**Your goal**
Filter for the word "content" and keep each matching line.

Stored data:
— Start —

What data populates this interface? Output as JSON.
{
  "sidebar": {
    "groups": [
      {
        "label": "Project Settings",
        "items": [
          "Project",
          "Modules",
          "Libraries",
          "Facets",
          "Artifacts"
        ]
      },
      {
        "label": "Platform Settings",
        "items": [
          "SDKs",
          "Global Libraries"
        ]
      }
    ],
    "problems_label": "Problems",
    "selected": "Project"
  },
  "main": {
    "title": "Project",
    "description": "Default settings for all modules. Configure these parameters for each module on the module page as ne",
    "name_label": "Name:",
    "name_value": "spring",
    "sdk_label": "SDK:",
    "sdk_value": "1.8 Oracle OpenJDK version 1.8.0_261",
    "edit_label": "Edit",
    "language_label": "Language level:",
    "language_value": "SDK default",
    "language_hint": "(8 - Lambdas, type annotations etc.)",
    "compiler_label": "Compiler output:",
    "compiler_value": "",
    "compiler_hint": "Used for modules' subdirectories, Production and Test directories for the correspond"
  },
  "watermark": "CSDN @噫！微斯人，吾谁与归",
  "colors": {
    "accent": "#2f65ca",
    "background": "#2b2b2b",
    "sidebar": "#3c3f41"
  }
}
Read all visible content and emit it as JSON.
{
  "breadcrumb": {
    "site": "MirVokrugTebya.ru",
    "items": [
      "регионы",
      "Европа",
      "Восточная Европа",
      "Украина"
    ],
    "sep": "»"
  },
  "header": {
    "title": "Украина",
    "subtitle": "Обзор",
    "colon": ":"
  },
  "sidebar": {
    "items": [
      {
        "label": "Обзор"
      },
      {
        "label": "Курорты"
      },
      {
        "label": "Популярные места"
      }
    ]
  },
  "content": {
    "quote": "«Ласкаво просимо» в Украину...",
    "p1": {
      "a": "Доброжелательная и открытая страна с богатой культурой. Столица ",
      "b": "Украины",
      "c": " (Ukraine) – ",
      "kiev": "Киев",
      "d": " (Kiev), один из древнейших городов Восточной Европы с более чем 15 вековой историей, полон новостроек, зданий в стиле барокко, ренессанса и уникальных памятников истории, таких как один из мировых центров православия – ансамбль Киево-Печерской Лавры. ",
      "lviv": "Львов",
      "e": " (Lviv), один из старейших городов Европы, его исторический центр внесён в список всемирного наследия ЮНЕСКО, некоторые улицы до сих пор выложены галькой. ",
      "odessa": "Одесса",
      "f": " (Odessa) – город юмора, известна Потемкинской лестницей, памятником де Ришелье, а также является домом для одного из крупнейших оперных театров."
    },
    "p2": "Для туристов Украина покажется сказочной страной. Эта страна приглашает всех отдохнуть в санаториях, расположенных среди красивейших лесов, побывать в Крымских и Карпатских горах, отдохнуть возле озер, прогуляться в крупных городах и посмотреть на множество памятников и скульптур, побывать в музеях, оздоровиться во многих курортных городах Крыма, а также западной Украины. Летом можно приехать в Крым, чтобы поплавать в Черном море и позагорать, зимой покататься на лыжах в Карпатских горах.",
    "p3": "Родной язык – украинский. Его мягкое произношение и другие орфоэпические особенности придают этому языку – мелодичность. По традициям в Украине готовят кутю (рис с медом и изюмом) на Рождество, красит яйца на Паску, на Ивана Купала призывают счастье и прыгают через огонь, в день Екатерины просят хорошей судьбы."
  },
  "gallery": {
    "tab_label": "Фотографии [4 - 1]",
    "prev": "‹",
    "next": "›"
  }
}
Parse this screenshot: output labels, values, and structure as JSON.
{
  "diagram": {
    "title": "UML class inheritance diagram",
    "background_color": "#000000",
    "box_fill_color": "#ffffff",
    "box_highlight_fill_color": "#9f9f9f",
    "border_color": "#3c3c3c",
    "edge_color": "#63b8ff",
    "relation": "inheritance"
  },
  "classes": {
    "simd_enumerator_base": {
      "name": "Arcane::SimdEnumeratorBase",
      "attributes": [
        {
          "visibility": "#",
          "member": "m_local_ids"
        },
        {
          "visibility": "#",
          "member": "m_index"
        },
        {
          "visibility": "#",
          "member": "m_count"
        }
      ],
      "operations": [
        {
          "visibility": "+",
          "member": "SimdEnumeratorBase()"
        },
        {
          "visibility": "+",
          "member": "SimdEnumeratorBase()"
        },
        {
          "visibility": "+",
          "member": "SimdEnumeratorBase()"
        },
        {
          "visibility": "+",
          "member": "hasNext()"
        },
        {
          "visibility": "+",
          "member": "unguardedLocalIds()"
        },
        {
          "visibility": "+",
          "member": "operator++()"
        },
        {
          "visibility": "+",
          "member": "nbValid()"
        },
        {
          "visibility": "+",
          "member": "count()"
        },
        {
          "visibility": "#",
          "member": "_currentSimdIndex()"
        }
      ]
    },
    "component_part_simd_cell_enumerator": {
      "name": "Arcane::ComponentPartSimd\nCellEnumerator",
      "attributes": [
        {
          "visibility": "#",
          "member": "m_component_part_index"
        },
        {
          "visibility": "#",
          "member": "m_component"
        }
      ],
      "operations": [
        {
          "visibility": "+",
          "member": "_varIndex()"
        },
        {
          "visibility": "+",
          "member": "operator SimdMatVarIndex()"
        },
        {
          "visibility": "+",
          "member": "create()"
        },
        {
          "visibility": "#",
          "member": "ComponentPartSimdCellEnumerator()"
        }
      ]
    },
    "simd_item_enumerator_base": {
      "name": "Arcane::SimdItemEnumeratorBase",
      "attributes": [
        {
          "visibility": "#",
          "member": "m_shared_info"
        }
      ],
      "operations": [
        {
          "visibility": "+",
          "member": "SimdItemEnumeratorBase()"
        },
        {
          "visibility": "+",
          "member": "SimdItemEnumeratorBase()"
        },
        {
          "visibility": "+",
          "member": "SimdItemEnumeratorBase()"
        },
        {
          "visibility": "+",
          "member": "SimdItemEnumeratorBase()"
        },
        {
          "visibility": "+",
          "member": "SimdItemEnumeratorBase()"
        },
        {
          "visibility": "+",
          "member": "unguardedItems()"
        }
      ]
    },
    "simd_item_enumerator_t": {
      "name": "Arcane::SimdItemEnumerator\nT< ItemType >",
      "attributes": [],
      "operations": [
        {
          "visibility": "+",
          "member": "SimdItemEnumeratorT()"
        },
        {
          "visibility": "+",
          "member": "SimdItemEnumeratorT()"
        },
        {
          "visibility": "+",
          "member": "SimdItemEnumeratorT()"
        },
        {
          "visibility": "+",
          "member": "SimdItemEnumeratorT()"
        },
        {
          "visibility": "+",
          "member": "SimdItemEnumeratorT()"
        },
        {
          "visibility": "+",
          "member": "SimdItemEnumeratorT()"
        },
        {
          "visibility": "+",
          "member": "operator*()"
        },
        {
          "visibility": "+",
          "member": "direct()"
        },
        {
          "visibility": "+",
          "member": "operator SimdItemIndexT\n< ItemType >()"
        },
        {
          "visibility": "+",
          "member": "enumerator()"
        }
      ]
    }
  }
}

— End —

**Correct answer**
Read all visible content and emit it as JSON.
  "content": {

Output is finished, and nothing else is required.